>> START RECORDS FOR THIS EXERCISE

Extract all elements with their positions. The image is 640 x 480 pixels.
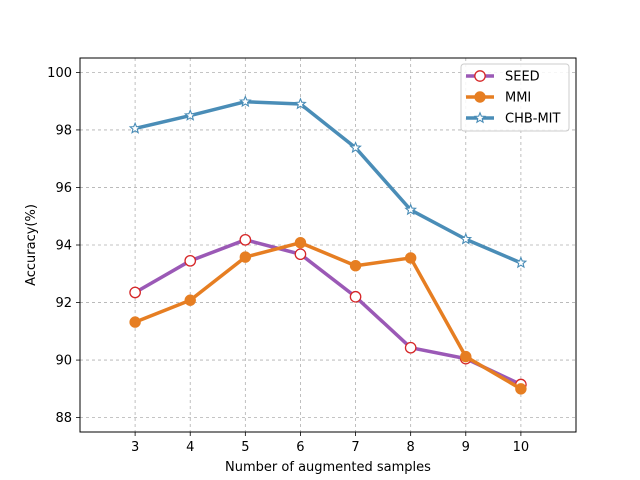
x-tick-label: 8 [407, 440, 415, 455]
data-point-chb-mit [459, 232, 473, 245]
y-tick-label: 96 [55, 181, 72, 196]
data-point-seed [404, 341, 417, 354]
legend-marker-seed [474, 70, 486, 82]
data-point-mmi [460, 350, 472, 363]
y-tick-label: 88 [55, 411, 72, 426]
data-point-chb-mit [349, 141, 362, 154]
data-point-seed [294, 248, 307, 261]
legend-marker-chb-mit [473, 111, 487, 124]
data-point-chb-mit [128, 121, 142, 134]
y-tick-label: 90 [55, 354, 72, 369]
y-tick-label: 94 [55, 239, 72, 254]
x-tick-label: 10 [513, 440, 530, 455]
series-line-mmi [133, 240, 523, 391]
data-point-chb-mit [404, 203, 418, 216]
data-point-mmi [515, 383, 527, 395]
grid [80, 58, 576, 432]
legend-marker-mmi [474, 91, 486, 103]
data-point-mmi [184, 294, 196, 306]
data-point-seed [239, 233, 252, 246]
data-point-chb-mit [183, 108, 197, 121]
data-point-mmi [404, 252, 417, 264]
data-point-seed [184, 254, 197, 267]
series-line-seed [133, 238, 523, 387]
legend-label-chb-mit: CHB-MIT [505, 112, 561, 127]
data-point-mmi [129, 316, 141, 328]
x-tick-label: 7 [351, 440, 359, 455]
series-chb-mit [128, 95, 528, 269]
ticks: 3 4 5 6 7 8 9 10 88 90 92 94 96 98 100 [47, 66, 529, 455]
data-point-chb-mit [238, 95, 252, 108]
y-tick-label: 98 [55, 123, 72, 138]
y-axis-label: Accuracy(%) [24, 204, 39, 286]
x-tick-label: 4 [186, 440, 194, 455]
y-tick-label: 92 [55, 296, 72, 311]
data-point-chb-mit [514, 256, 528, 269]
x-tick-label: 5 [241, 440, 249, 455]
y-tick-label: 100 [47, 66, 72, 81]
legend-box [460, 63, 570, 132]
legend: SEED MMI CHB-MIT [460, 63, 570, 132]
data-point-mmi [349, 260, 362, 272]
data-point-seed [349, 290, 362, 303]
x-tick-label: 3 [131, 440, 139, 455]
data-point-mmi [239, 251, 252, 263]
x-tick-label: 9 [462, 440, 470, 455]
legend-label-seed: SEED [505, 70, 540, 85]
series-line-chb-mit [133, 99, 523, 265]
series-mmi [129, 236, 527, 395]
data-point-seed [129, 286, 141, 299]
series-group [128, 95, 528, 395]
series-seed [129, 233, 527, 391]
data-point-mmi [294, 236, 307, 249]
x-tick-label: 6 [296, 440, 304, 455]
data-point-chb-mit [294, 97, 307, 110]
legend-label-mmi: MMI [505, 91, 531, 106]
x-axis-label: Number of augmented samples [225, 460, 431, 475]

>> END RECORDS FOR THIS EXERCISE

> _EXERCISE DETAILS_
Rewrite the items above, replacing "augmented" with "synthetic" and leaving everything else unchanged. Omit the pictures from your answer.

> _PROBLEM SOLUTION_
Extract all elements with their positions. The image is 640 x 480 pixels.
x-tick-label: 8 [407, 440, 415, 455]
data-point-chb-mit [459, 232, 473, 245]
y-tick-label: 96 [55, 181, 72, 196]
data-point-seed [404, 341, 417, 354]
legend-marker-seed [474, 70, 486, 82]
data-point-mmi [460, 350, 472, 363]
y-tick-label: 88 [55, 411, 72, 426]
data-point-chb-mit [349, 141, 362, 154]
data-point-seed [294, 248, 307, 261]
legend-marker-chb-mit [473, 111, 487, 124]
data-point-chb-mit [128, 121, 142, 134]
y-tick-label: 90 [55, 354, 72, 369]
y-tick-label: 94 [55, 239, 72, 254]
x-tick-label: 10 [513, 440, 530, 455]
series-line-mmi [133, 240, 523, 391]
data-point-chb-mit [404, 203, 418, 216]
data-point-mmi [515, 383, 527, 395]
grid [80, 58, 576, 432]
legend-marker-mmi [474, 91, 486, 103]
data-point-mmi [184, 294, 196, 306]
data-point-seed [239, 233, 252, 246]
data-point-chb-mit [183, 108, 197, 121]
data-point-mmi [404, 252, 417, 264]
data-point-seed [184, 254, 197, 267]
series-line-seed [133, 238, 523, 387]
legend-label-chb-mit: CHB-MIT [505, 112, 561, 127]
data-point-mmi [129, 316, 141, 328]
x-tick-label: 7 [351, 440, 359, 455]
series-chb-mit [128, 95, 528, 269]
ticks: 3 4 5 6 7 8 9 10 88 90 92 94 96 98 100 [47, 66, 529, 455]
data-point-chb-mit [238, 95, 252, 108]
y-tick-label: 98 [55, 123, 72, 138]
y-axis-label: Accuracy(%) [24, 204, 39, 286]
x-tick-label: 4 [186, 440, 194, 455]
y-tick-label: 92 [55, 296, 72, 311]
data-point-chb-mit [514, 256, 528, 269]
x-tick-label: 5 [241, 440, 249, 455]
y-tick-label: 100 [47, 66, 72, 81]
legend-box [460, 63, 570, 132]
legend: SEED MMI CHB-MIT [460, 63, 570, 132]
data-point-mmi [349, 260, 362, 272]
data-point-seed [349, 290, 362, 303]
x-tick-label: 3 [131, 440, 139, 455]
data-point-mmi [239, 251, 252, 263]
x-tick-label: 9 [462, 440, 470, 455]
legend-label-seed: SEED [505, 70, 540, 85]
series-line-chb-mit [133, 99, 523, 265]
series-mmi [129, 236, 527, 395]
data-point-seed [129, 286, 141, 299]
series-group [128, 95, 528, 395]
series-seed [129, 233, 527, 391]
data-point-mmi [294, 236, 307, 249]
x-tick-label: 6 [296, 440, 304, 455]
data-point-chb-mit [294, 97, 307, 110]
legend-label-mmi: MMI [505, 91, 531, 106]
x-axis-label: Number of synthetic samples [225, 460, 431, 475]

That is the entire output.